§ **Dataset items**:
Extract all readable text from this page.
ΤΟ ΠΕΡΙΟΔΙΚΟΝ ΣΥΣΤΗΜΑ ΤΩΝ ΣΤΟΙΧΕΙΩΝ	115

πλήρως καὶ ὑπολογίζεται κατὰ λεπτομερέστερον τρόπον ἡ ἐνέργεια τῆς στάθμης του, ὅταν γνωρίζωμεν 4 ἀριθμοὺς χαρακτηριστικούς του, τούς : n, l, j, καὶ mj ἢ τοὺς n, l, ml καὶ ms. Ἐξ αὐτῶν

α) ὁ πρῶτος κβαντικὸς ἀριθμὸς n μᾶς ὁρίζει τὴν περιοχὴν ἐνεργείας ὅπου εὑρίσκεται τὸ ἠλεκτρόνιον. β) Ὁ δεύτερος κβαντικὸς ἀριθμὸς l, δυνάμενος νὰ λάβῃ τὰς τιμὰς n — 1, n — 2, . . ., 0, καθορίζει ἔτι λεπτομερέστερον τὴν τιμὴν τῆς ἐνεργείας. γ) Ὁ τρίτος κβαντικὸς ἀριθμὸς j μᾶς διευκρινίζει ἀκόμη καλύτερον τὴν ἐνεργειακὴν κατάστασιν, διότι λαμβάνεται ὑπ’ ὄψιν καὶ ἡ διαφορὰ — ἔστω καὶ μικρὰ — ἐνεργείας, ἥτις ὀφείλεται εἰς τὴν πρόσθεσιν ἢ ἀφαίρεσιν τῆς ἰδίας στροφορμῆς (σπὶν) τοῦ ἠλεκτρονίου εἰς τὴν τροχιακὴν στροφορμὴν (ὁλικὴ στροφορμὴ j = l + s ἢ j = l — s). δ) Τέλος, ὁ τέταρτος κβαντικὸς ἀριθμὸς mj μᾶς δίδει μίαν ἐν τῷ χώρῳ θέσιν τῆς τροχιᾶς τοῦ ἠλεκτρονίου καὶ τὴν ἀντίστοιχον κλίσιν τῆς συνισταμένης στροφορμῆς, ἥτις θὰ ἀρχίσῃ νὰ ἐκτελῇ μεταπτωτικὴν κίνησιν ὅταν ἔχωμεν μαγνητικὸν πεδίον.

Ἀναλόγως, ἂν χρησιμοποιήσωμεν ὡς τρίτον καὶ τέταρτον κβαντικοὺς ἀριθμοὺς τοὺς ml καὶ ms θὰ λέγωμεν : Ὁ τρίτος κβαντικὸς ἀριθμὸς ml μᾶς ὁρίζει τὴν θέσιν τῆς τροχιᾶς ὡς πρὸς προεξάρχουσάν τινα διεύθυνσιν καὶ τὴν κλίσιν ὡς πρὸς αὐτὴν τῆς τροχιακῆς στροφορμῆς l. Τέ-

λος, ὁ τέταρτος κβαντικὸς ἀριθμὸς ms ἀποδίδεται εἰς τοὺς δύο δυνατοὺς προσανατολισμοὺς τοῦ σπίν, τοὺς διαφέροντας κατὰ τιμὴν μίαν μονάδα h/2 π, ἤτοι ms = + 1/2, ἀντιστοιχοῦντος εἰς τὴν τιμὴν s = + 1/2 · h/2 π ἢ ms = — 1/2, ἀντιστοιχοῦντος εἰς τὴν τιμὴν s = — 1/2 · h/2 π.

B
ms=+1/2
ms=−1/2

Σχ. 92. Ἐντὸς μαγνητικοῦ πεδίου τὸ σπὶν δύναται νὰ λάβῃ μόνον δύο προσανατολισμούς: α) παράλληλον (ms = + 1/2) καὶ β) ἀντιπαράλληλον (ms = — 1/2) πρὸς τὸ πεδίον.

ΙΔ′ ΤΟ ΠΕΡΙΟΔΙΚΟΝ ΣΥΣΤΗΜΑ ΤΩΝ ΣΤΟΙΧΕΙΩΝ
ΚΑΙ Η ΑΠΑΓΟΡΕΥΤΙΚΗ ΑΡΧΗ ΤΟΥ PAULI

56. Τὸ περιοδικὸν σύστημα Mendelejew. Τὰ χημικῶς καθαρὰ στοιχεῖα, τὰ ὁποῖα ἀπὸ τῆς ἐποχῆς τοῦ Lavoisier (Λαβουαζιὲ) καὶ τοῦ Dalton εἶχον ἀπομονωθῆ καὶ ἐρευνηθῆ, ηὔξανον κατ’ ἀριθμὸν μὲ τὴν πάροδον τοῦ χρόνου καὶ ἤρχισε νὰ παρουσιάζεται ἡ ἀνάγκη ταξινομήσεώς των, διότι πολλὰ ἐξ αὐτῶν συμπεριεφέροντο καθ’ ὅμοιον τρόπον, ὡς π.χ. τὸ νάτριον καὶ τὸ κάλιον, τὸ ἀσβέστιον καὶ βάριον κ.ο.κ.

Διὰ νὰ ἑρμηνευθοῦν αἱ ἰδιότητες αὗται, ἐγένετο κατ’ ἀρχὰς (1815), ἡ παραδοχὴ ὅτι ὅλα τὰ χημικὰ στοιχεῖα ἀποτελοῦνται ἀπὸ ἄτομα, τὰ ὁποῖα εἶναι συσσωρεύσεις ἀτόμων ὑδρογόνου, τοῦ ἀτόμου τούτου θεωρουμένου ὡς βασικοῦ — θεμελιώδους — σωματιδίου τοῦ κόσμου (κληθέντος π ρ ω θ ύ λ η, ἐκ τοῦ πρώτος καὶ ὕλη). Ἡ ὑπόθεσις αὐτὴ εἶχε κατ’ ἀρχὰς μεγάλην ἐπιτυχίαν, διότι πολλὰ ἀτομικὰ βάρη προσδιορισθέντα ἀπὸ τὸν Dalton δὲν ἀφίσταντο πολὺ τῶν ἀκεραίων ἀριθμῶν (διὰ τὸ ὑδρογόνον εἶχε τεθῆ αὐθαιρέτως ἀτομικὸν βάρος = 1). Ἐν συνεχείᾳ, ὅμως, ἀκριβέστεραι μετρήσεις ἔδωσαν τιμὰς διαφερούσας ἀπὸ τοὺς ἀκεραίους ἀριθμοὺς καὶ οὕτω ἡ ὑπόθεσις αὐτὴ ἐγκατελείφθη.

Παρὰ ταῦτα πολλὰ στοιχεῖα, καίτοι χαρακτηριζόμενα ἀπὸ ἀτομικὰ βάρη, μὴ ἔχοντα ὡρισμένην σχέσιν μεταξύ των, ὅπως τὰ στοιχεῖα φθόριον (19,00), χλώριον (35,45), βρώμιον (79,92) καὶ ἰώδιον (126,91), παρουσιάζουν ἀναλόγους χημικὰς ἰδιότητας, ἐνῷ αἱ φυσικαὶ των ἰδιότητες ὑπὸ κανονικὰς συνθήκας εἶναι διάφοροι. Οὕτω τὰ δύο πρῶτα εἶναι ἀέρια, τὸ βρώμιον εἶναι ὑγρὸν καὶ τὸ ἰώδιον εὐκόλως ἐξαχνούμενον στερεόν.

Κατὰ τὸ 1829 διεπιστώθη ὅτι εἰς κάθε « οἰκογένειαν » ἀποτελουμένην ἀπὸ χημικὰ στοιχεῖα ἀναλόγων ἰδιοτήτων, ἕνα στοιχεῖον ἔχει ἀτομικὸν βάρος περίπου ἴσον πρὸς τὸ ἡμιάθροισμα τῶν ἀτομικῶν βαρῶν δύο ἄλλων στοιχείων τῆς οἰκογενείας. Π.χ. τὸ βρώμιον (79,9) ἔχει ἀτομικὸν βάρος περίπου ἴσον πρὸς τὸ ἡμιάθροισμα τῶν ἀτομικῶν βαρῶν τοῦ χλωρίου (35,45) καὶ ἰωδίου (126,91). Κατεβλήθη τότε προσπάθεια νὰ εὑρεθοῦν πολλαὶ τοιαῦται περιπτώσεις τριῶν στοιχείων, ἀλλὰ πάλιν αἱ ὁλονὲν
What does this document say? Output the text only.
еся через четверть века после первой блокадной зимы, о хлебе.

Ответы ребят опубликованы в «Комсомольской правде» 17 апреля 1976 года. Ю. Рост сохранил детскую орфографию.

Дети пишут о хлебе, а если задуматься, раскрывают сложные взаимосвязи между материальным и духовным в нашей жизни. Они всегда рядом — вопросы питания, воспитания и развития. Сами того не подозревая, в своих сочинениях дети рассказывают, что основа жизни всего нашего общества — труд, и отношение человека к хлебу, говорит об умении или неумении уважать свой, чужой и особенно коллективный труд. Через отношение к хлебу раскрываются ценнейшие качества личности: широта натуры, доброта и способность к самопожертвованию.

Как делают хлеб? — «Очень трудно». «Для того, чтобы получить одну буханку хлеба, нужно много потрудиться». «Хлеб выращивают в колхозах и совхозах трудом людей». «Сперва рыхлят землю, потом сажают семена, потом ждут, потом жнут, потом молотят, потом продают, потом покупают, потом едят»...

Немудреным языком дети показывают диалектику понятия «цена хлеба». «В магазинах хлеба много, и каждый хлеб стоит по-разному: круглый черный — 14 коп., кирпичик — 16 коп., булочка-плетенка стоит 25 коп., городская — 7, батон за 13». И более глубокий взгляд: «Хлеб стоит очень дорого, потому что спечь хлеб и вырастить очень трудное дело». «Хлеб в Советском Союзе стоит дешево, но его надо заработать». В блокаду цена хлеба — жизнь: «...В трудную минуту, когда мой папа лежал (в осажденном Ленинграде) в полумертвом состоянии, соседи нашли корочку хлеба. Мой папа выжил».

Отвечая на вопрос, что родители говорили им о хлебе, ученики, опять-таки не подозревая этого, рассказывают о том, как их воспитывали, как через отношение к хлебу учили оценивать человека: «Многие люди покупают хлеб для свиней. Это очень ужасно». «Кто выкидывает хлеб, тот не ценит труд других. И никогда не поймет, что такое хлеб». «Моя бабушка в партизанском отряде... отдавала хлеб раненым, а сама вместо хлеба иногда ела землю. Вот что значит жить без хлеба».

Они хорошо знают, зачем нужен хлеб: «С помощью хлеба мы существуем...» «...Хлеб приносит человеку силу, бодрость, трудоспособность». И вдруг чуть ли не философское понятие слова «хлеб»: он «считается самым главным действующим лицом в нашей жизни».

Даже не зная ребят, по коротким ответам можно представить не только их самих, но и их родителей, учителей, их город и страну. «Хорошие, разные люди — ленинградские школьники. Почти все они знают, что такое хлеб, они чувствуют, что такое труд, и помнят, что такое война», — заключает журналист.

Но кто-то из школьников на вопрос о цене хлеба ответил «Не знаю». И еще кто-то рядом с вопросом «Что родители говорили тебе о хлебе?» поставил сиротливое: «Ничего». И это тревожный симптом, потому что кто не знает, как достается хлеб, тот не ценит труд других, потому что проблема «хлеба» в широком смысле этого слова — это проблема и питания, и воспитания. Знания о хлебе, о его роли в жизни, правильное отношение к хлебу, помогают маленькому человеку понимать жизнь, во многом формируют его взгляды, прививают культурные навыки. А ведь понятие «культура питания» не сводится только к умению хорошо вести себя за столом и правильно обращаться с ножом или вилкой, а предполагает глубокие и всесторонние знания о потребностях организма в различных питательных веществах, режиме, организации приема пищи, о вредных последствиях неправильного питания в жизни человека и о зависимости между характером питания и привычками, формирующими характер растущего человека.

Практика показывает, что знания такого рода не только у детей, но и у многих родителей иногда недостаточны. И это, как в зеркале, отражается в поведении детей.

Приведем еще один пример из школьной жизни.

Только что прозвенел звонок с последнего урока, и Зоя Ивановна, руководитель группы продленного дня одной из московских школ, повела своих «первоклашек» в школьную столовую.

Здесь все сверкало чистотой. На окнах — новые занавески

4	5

§ **Goal**:
Your answer should be a single number: the count of lines that contain "τρόπον".

§ **Reply**:
2